WORK TO BE COMPLETED.
Copy out all the entries exactly.

━━━━━ DATA FOR PROCESSING ━━━━━

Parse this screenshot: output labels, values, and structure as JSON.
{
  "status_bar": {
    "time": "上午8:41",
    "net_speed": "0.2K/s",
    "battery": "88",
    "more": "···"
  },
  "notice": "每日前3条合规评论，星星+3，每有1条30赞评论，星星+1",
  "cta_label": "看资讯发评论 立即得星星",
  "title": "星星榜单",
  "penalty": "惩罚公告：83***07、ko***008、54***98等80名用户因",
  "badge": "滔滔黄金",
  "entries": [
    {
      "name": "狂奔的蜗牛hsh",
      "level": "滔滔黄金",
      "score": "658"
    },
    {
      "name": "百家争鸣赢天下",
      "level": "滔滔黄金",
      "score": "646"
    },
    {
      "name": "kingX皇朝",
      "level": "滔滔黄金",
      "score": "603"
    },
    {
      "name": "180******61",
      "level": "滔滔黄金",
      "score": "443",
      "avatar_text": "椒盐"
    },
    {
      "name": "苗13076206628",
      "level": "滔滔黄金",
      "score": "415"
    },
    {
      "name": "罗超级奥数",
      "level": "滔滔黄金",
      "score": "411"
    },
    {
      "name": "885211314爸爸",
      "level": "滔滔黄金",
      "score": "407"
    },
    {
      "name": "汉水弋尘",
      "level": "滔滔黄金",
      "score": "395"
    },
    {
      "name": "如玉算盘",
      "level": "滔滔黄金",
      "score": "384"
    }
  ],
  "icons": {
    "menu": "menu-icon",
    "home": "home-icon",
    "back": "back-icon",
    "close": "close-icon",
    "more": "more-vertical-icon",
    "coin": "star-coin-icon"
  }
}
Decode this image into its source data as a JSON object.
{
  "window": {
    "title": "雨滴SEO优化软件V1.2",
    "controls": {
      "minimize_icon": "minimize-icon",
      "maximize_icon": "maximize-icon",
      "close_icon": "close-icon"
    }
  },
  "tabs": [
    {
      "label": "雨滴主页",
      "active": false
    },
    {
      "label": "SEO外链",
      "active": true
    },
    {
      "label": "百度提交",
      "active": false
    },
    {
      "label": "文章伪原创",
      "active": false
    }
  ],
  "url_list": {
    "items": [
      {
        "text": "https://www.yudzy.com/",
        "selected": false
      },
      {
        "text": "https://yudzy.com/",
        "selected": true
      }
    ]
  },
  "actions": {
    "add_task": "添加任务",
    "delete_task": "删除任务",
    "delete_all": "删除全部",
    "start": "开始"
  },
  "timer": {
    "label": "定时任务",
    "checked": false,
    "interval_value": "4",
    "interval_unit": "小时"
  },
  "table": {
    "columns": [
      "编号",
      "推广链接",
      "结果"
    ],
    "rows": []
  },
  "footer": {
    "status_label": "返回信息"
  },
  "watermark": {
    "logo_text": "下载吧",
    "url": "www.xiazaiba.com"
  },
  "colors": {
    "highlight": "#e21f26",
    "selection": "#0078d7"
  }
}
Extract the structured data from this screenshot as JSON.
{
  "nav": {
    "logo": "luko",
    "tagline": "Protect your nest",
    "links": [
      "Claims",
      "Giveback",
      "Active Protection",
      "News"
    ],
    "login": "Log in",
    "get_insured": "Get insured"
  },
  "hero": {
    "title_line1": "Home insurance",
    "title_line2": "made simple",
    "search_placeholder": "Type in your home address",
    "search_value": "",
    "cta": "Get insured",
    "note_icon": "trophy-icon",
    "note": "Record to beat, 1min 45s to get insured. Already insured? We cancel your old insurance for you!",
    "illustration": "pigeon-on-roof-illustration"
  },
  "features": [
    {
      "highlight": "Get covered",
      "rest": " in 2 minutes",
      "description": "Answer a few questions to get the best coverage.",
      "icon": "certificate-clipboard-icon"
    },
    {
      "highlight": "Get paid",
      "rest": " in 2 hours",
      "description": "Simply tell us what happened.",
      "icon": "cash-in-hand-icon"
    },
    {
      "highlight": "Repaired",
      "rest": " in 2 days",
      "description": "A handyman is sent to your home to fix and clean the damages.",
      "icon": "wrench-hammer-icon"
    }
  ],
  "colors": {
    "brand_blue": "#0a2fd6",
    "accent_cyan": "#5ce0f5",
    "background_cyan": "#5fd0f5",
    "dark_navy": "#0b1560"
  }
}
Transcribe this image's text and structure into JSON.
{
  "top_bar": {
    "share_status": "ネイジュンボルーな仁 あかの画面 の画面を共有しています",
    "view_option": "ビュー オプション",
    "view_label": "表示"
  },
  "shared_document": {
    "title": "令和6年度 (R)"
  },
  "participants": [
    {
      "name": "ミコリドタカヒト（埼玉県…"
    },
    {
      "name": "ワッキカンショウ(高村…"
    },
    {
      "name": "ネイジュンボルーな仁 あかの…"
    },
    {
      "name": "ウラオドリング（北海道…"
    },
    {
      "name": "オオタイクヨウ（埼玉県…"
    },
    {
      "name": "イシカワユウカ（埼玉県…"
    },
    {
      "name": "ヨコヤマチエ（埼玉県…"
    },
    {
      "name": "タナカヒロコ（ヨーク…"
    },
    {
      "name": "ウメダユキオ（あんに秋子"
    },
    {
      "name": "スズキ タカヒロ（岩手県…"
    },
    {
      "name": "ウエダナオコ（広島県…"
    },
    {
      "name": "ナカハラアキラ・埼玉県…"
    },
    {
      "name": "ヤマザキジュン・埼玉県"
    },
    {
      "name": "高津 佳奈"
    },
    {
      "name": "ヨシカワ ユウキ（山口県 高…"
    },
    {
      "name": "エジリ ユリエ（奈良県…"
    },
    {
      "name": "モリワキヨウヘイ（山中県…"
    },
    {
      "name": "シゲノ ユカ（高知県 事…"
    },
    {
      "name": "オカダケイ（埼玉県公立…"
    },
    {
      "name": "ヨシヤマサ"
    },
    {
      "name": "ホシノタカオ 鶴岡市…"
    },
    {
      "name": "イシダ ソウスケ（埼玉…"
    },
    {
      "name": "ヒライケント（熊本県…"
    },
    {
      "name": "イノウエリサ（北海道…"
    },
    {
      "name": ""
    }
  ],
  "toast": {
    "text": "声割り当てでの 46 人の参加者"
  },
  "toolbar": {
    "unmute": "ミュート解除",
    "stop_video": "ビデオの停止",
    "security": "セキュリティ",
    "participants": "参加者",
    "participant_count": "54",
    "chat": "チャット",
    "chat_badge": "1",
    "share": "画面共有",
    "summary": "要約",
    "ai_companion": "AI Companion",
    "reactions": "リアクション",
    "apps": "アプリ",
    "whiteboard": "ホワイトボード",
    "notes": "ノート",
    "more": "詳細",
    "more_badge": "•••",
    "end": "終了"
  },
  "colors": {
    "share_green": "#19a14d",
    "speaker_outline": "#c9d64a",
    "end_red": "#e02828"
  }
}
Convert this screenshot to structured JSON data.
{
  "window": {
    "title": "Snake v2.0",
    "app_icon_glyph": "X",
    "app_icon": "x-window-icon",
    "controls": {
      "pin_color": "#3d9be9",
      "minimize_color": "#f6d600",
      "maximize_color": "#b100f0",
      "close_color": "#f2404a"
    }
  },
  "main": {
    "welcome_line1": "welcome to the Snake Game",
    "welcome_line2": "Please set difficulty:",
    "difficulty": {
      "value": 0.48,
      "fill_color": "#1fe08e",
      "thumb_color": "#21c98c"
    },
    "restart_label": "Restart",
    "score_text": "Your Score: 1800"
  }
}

━━━━━

SOLUTION FOR THIS TASK.
Parse this screenshot: output labels, values, and structure as JSON.
{
  "status_bar": {
    "time": "上午8:41",
    "net_speed": "0.2K/s",
    "battery": "88",
    "more": "···"
  },
  "notice": "每日前3条合规评论，星星+3，每有1条30赞评论，星星+1",
  "cta_label": "看资讯发评论 立即得星星",
  "title": "星星榜单",
  "penalty": "惩罚公告：83***07、ko***008、54***98等80名用户因",
  "badge": "滔滔黄金",
  "entries": [
    {
      "name": "狂奔的蜗牛hsh",
      "level": "滔滔黄金",
      "score": "658"
    },
    {
      "name": "百家争鸣赢天下",
      "level": "滔滔黄金",
      "score": "646"
    },
    {
      "name": "kingX皇朝",
      "level": "滔滔黄金",
      "score": "603"
    },
    {
      "name": "180******61",
      "level": "滔滔黄金",
      "score": "443",
      "avatar_text": "椒盐"
    },
    {
      "name": "苗13076206628",
      "level": "滔滔黄金",
      "score": "415"
    },
    {
      "name": "罗超级奥数",
      "level": "滔滔黄金",
      "score": "411"
    },
    {
      "name": "885211314爸爸",
      "level": "滔滔黄金",
      "score": "407"
    },
    {
      "name": "汉水弋尘",
      "level": "滔滔黄金",
      "score": "395"
    },
    {
      "name": "如玉算盘",
      "level": "滔滔黄金",
      "score": "384"
    }
  ],
  "icons": {
    "menu": "menu-icon",
    "home": "home-icon",
    "back": "back-icon",
    "close": "close-icon",
    "more": "more-vertical-icon",
    "coin": "star-coin-icon"
  }
}
Decode this image into its source data as a JSON object.
{
  "window": {
    "title": "雨滴SEO优化软件V1.2",
    "controls": {
      "minimize_icon": "minimize-icon",
      "maximize_icon": "maximize-icon",
      "close_icon": "close-icon"
    }
  },
  "tabs": [
    {
      "label": "雨滴主页",
      "active": false
    },
    {
      "label": "SEO外链",
      "active": true
    },
    {
      "label": "百度提交",
      "active": false
    },
    {
      "label": "文章伪原创",
      "active": false
    }
  ],
  "url_list": {
    "items": [
      {
        "text": "https://www.yudzy.com/",
        "selected": false
      },
      {
        "text": "https://yudzy.com/",
        "selected": true
      }
    ]
  },
  "actions": {
    "add_task": "添加任务",
    "delete_task": "删除任务",
    "delete_all": "删除全部",
    "start": "开始"
  },
  "timer": {
    "label": "定时任务",
    "checked": false,
    "interval_value": "4",
    "interval_unit": "小时"
  },
  "table": {
    "columns": [
      "编号",
      "推广链接",
      "结果"
    ],
    "rows": []
  },
  "footer": {
    "status_label": "返回信息"
  },
  "watermark": {
    "logo_text": "下载吧",
    "url": "www.xiazaiba.com"
  },
  "colors": {
    "highlight": "#e21f26",
    "selection": "#0078d7"
  }
}
Extract the structured data from this screenshot as JSON.
{
  "nav": {
    "logo": "luko",
    "tagline": "Protect your nest",
    "links": [
      "Claims",
      "Giveback",
      "Active Protection",
      "News"
    ],
    "login": "Log in",
    "get_insured": "Get insured"
  },
  "hero": {
    "title_line1": "Home insurance",
    "title_line2": "made simple",
    "search_placeholder": "Type in your home address",
    "search_value": "",
    "cta": "Get insured",
    "note_icon": "trophy-icon",
    "note": "Record to beat, 1min 45s to get insured. Already insured? We cancel your old insurance for you!",
    "illustration": "pigeon-on-roof-illustration"
  },
  "features": [
    {
      "highlight": "Get covered",
      "rest": " in 2 minutes",
      "description": "Answer a few questions to get the best coverage.",
      "icon": "certificate-clipboard-icon"
    },
    {
      "highlight": "Get paid",
      "rest": " in 2 hours",
      "description": "Simply tell us what happened.",
      "icon": "cash-in-hand-icon"
    },
    {
      "highlight": "Repaired",
      "rest": " in 2 days",
      "description": "A handyman is sent to your home to fix and clean the damages.",
      "icon": "wrench-hammer-icon"
    }
  ],
  "colors": {
    "brand_blue": "#0a2fd6",
    "accent_cyan": "#5ce0f5",
    "background_cyan": "#5fd0f5",
    "dark_navy": "#0b1560"
  }
}
Transcribe this image's text and structure into JSON.
{
  "top_bar": {
    "share_status": "ネイジュンボルーな仁 あかの画面 の画面を共有しています",
    "view_option": "ビュー オプション",
    "view_label": "表示"
  },
  "shared_document": {
    "title": "令和6年度 (R)"
  },
  "participants": [
    {
      "name": "ミコリドタカヒト（埼玉県…"
    },
    {
      "name": "ワッキカンショウ(高村…"
    },
    {
      "name": "ネイジュンボルーな仁 あかの…"
    },
    {
      "name": "ウラオドリング（北海道…"
    },
    {
      "name": "オオタイクヨウ（埼玉県…"
    },
    {
      "name": "イシカワユウカ（埼玉県…"
    },
    {
      "name": "ヨコヤマチエ（埼玉県…"
    },
    {
      "name": "タナカヒロコ（ヨーク…"
    },
    {
      "name": "ウメダユキオ（あんに秋子"
    },
    {
      "name": "スズキ タカヒロ（岩手県…"
    },
    {
      "name": "ウエダナオコ（広島県…"
    },
    {
      "name": "ナカハラアキラ・埼玉県…"
    },
    {
      "name": "ヤマザキジュン・埼玉県"
    },
    {
      "name": "高津 佳奈"
    },
    {
      "name": "ヨシカワ ユウキ（山口県 高…"
    },
    {
      "name": "エジリ ユリエ（奈良県…"
    },
    {
      "name": "モリワキヨウヘイ（山中県…"
    },
    {
      "name": "シゲノ ユカ（高知県 事…"
    },
    {
      "name": "オカダケイ（埼玉県公立…"
    },
    {
      "name": "ヨシヤマサ"
    },
    {
      "name": "ホシノタカオ 鶴岡市…"
    },
    {
      "name": "イシダ ソウスケ（埼玉…"
    },
    {
      "name": "ヒライケント（熊本県…"
    },
    {
      "name": "イノウエリサ（北海道…"
    },
    {
      "name": ""
    }
  ],
  "toast": {
    "text": "声割り当てでの 46 人の参加者"
  },
  "toolbar": {
    "unmute": "ミュート解除",
    "stop_video": "ビデオの停止",
    "security": "セキュリティ",
    "participants": "参加者",
    "participant_count": "54",
    "chat": "チャット",
    "chat_badge": "1",
    "share": "画面共有",
    "summary": "要約",
    "ai_companion": "AI Companion",
    "reactions": "リアクション",
    "apps": "アプリ",
    "whiteboard": "ホワイトボード",
    "notes": "ノート",
    "more": "詳細",
    "more_badge": "•••",
    "end": "終了"
  },
  "colors": {
    "share_green": "#19a14d",
    "speaker_outline": "#c9d64a",
    "end_red": "#e02828"
  }
}
Convert this screenshot to structured JSON data.
{
  "window": {
    "title": "Snake v2.0",
    "app_icon_glyph": "X",
    "app_icon": "x-window-icon",
    "controls": {
      "pin_color": "#3d9be9",
      "minimize_color": "#f6d600",
      "maximize_color": "#b100f0",
      "close_color": "#f2404a"
    }
  },
  "main": {
    "welcome_line1": "welcome to the Snake Game",
    "welcome_line2": "Please set difficulty:",
    "difficulty": {
      "value": 0.48,
      "fill_color": "#1fe08e",
      "thumb_color": "#21c98c"
    },
    "restart_label": "Restart",
    "score_text": "Your Score: 1800"
  }
}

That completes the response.